=== Set task ===
Reproduce the listing exactly and skip over any pictures.

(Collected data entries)
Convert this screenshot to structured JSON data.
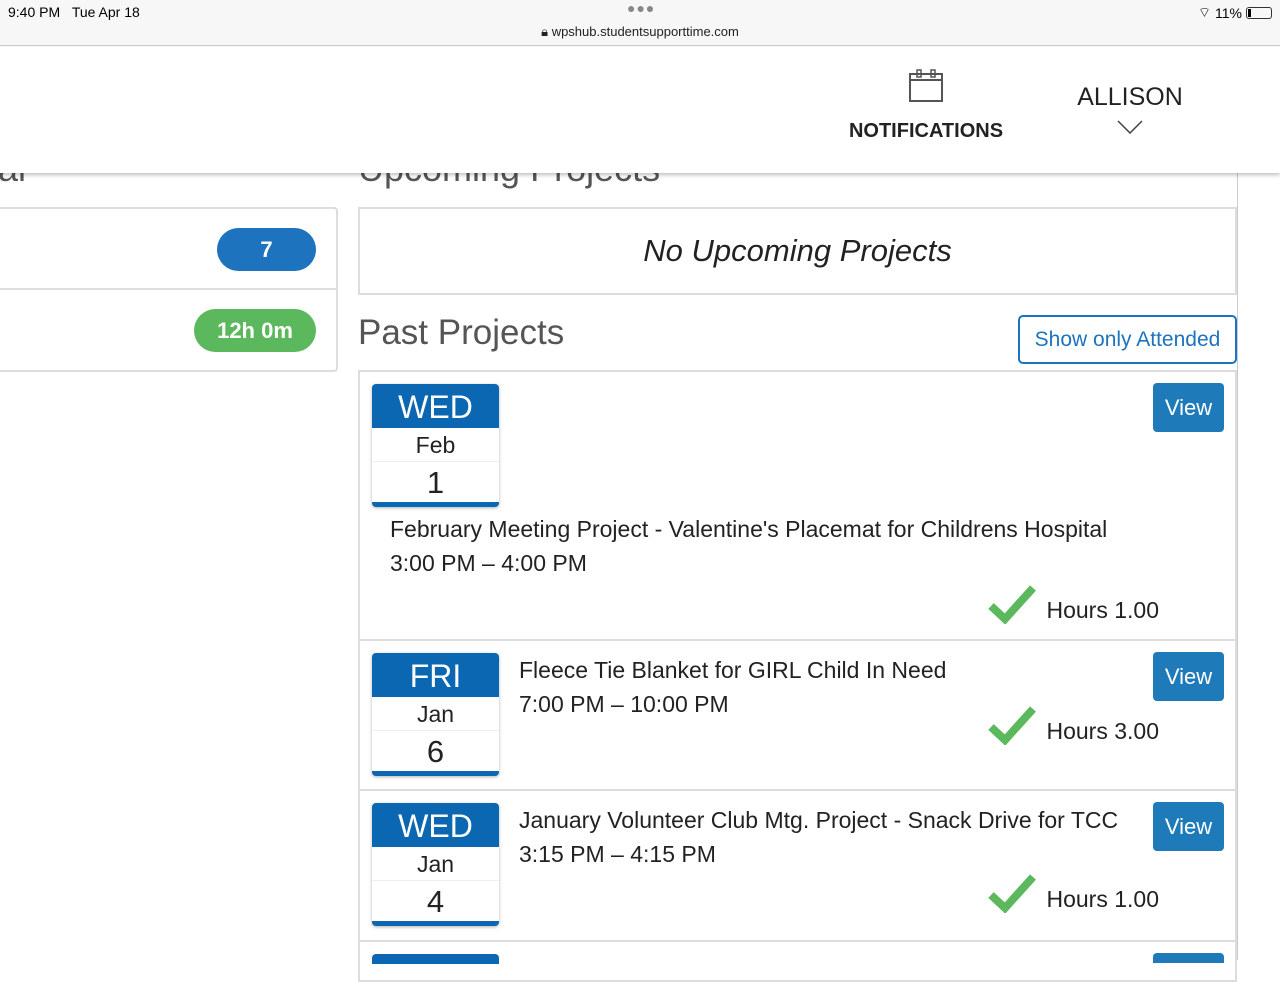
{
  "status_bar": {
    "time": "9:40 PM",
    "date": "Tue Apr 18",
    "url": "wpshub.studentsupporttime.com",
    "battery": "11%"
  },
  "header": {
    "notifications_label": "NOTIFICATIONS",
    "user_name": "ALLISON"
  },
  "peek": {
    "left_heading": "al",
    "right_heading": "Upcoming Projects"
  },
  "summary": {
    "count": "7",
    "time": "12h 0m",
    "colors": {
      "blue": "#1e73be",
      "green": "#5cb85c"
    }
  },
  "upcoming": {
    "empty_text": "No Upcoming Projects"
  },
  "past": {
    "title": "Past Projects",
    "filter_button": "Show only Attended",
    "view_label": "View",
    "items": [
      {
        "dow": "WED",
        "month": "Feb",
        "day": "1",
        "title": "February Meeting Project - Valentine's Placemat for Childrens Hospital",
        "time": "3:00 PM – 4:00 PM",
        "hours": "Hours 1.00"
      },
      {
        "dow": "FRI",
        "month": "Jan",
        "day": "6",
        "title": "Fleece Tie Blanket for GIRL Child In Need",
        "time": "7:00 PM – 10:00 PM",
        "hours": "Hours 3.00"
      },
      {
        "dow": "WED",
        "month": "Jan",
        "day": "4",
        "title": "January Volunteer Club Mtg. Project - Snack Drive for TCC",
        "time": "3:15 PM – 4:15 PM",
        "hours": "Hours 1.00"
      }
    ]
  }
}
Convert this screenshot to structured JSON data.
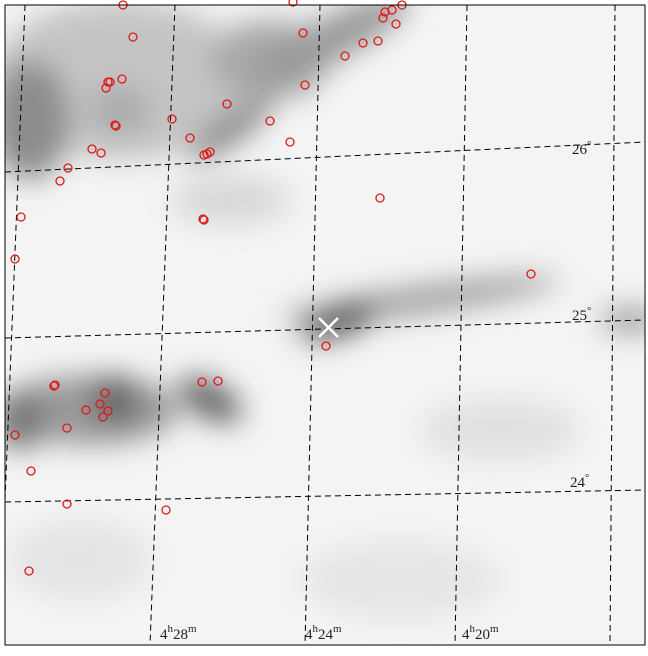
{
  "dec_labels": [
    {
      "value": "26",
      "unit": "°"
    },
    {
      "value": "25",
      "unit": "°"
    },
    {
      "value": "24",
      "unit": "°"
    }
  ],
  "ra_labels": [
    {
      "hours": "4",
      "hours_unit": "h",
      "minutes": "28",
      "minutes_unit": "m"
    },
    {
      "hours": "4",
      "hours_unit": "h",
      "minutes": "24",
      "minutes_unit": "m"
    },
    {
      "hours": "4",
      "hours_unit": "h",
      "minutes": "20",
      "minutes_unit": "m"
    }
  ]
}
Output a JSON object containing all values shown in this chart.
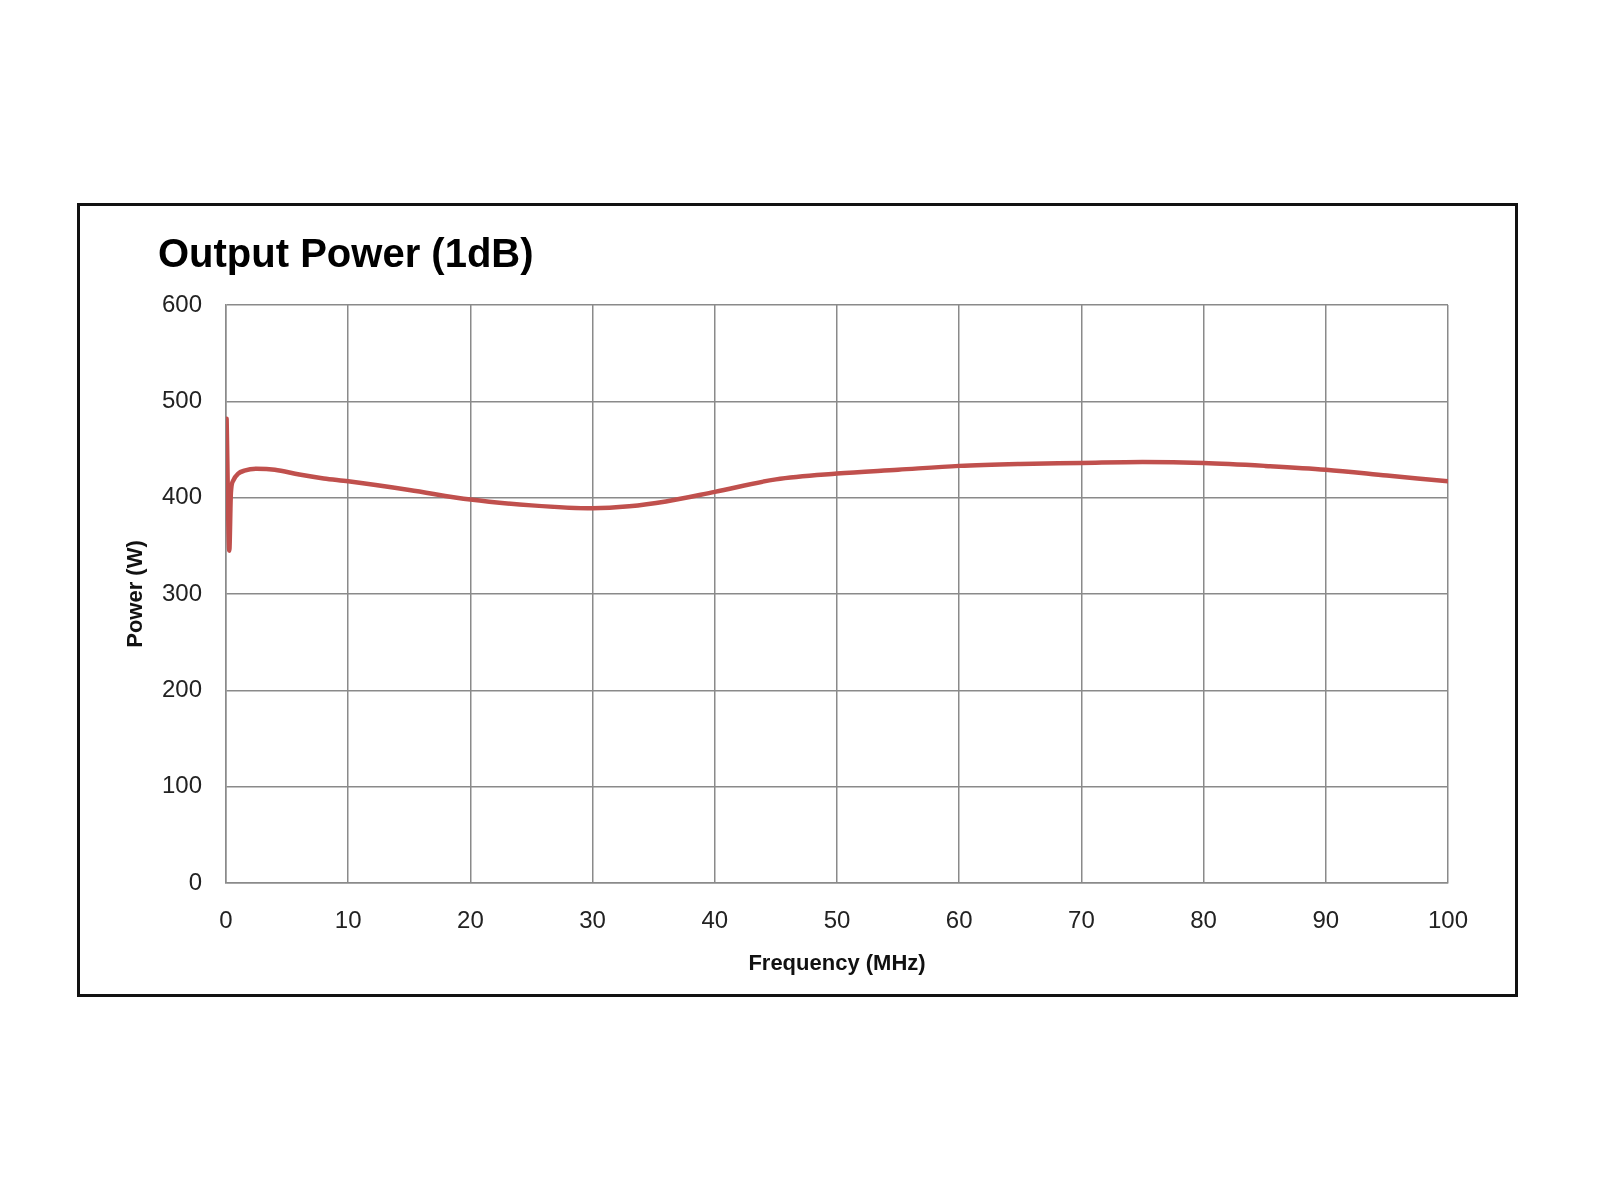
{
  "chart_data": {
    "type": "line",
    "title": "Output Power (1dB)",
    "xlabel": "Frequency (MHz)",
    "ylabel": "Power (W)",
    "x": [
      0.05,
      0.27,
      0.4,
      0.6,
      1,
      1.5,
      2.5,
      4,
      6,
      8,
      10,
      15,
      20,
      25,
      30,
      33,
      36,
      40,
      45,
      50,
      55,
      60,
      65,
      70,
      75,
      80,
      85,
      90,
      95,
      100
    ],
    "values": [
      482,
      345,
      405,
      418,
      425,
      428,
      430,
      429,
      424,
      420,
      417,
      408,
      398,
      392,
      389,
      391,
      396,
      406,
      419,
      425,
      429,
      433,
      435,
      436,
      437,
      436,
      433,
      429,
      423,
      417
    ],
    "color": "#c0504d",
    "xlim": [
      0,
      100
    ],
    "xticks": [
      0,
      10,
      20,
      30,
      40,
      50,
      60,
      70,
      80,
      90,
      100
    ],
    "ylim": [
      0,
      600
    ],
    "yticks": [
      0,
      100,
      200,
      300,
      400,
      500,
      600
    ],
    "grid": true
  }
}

=== Task response ===
Convert this screenshot to structured JSON data.
{
  "status_bar": {
    "time": "9:40 PM",
    "date": "Tue Apr 18",
    "url": "wpshub.studentsupporttime.com",
    "battery": "11%"
  },
  "header": {
    "notifications_label": "NOTIFICATIONS",
    "user_name": "ALLISON"
  },
  "peek": {
    "left_heading": "al",
    "right_heading": "Upcoming Projects"
  },
  "summary": {
    "count": "7",
    "time": "12h 0m",
    "colors": {
      "blue": "#1e73be",
      "green": "#5cb85c"
    }
  },
  "upcoming": {
    "empty_text": "No Upcoming Projects"
  },
  "past": {
    "title": "Past Projects",
    "filter_button": "Show only Attended",
    "view_label": "View",
    "items": [
      {
        "dow": "WED",
        "month": "Feb",
        "day": "1",
        "title": "February Meeting Project - Valentine's Placemat for Childrens Hospital",
        "time": "3:00 PM – 4:00 PM",
        "hours": "Hours 1.00"
      },
      {
        "dow": "FRI",
        "month": "Jan",
        "day": "6",
        "title": "Fleece Tie Blanket for GIRL Child In Need",
        "time": "7:00 PM – 10:00 PM",
        "hours": "Hours 3.00"
      },
      {
        "dow": "WED",
        "month": "Jan",
        "day": "4",
        "title": "January Volunteer Club Mtg. Project - Snack Drive for TCC",
        "time": "3:15 PM – 4:15 PM",
        "hours": "Hours 1.00"
      }
    ]
  }
}
Convert this screenshot to structured JSON data.
{
  "dec_labels": [
    {
      "value": "26",
      "unit": "°"
    },
    {
      "value": "25",
      "unit": "°"
    },
    {
      "value": "24",
      "unit": "°"
    }
  ],
  "ra_labels": [
    {
      "hours": "4",
      "hours_unit": "h",
      "minutes": "28",
      "minutes_unit": "m"
    },
    {
      "hours": "4",
      "hours_unit": "h",
      "minutes": "24",
      "minutes_unit": "m"
    },
    {
      "hours": "4",
      "hours_unit": "h",
      "minutes": "20",
      "minutes_unit": "m"
    }
  ]
}
Output a JSON object containing all values shown in this chart.
{
  "chart_data": {
    "type": "line",
    "title": "Output Power (1dB)",
    "xlabel": "Frequency (MHz)",
    "ylabel": "Power (W)",
    "x": [
      0.05,
      0.27,
      0.4,
      0.6,
      1,
      1.5,
      2.5,
      4,
      6,
      8,
      10,
      15,
      20,
      25,
      30,
      33,
      36,
      40,
      45,
      50,
      55,
      60,
      65,
      70,
      75,
      80,
      85,
      90,
      95,
      100
    ],
    "values": [
      482,
      345,
      405,
      418,
      425,
      428,
      430,
      429,
      424,
      420,
      417,
      408,
      398,
      392,
      389,
      391,
      396,
      406,
      419,
      425,
      429,
      433,
      435,
      436,
      437,
      436,
      433,
      429,
      423,
      417
    ],
    "color": "#c0504d",
    "xlim": [
      0,
      100
    ],
    "xticks": [
      0,
      10,
      20,
      30,
      40,
      50,
      60,
      70,
      80,
      90,
      100
    ],
    "ylim": [
      0,
      600
    ],
    "yticks": [
      0,
      100,
      200,
      300,
      400,
      500,
      600
    ],
    "grid": true
  }
}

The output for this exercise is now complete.